■ Extracted material ■
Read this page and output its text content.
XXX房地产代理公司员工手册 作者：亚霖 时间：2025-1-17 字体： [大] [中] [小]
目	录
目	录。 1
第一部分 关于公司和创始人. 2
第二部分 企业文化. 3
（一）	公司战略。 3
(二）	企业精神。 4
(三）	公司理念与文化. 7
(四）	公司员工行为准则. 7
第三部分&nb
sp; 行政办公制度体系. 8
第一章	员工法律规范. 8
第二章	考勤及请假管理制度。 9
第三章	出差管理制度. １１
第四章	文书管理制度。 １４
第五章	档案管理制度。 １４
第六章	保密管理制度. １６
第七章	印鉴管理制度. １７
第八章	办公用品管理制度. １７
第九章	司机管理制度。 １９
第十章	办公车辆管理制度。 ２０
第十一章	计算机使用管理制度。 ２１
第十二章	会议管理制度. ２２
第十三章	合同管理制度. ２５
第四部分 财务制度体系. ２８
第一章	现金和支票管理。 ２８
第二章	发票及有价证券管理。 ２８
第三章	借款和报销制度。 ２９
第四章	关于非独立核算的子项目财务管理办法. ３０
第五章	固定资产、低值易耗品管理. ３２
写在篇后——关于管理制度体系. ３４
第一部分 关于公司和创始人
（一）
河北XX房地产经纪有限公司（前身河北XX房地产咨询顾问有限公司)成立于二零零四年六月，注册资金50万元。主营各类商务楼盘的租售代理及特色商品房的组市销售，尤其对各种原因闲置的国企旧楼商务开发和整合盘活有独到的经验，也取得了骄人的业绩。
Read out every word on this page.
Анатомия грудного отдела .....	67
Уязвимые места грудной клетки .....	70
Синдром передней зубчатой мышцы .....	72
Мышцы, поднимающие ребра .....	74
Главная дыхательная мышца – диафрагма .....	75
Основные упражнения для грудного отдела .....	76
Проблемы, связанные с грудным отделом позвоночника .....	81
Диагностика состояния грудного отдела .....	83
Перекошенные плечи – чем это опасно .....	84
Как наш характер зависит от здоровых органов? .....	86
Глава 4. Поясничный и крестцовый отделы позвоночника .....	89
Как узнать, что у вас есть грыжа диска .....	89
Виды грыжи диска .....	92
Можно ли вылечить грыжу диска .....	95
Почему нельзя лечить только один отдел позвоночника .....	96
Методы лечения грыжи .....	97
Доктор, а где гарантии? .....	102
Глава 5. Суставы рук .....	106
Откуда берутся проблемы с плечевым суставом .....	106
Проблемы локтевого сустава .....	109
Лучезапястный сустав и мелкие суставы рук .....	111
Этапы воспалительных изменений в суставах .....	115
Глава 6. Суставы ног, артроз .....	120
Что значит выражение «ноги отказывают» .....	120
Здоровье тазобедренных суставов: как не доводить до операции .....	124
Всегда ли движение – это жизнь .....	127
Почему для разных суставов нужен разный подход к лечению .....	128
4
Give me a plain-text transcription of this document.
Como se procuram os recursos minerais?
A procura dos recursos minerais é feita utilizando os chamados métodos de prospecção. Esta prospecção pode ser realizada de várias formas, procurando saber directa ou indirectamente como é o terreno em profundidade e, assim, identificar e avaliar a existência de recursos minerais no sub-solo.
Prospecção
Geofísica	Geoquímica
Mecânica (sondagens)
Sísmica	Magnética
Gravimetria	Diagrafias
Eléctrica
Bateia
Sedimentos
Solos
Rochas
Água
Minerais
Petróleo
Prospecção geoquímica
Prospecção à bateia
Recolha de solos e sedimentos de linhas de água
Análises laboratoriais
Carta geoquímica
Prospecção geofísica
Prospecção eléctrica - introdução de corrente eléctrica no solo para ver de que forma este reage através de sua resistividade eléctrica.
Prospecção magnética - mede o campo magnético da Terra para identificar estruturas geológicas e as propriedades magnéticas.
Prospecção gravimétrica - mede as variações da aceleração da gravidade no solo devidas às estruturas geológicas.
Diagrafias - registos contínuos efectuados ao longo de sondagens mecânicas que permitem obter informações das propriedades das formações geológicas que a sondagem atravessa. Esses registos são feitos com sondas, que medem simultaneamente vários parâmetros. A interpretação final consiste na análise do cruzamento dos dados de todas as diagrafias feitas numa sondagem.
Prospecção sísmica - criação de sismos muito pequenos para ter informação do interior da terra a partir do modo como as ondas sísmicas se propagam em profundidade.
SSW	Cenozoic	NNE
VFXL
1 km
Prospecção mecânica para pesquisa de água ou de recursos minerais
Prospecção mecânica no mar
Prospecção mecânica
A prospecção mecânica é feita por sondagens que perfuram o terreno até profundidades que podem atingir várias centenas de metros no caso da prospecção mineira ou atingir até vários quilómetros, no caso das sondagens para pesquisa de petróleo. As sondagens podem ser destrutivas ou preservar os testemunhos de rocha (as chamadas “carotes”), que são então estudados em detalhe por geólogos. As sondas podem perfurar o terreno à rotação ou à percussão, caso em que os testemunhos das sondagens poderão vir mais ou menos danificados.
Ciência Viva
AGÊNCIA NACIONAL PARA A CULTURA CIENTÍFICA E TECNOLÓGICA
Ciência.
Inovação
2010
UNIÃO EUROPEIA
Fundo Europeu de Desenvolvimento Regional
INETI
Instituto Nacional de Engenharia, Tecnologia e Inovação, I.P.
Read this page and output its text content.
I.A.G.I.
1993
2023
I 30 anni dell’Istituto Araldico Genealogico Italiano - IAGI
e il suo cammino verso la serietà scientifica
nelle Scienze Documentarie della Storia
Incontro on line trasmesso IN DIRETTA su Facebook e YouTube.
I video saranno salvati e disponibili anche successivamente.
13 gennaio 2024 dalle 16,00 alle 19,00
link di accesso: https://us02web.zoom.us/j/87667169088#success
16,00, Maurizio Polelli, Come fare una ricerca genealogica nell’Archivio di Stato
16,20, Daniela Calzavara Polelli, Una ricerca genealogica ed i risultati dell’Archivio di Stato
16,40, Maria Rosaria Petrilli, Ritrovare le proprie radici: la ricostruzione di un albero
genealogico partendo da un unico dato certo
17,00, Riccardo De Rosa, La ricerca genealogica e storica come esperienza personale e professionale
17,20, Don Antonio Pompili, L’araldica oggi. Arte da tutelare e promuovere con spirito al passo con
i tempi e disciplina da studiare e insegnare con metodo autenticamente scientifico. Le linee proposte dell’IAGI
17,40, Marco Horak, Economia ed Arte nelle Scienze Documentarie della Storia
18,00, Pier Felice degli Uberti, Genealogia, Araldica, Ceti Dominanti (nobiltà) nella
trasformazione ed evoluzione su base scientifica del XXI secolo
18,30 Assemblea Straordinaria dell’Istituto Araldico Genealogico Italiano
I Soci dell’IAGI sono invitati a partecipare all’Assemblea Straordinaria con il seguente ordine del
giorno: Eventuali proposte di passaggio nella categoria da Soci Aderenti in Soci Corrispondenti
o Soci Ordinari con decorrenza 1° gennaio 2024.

■ Task details ■
Gather from the entries above all lines that include the string "Documentarie".

■ Expected answer ■
nelle Scienze Documentarie della Storia
17,40, Marco Horak, Economia ed Arte nelle Scienze Documentarie della Storia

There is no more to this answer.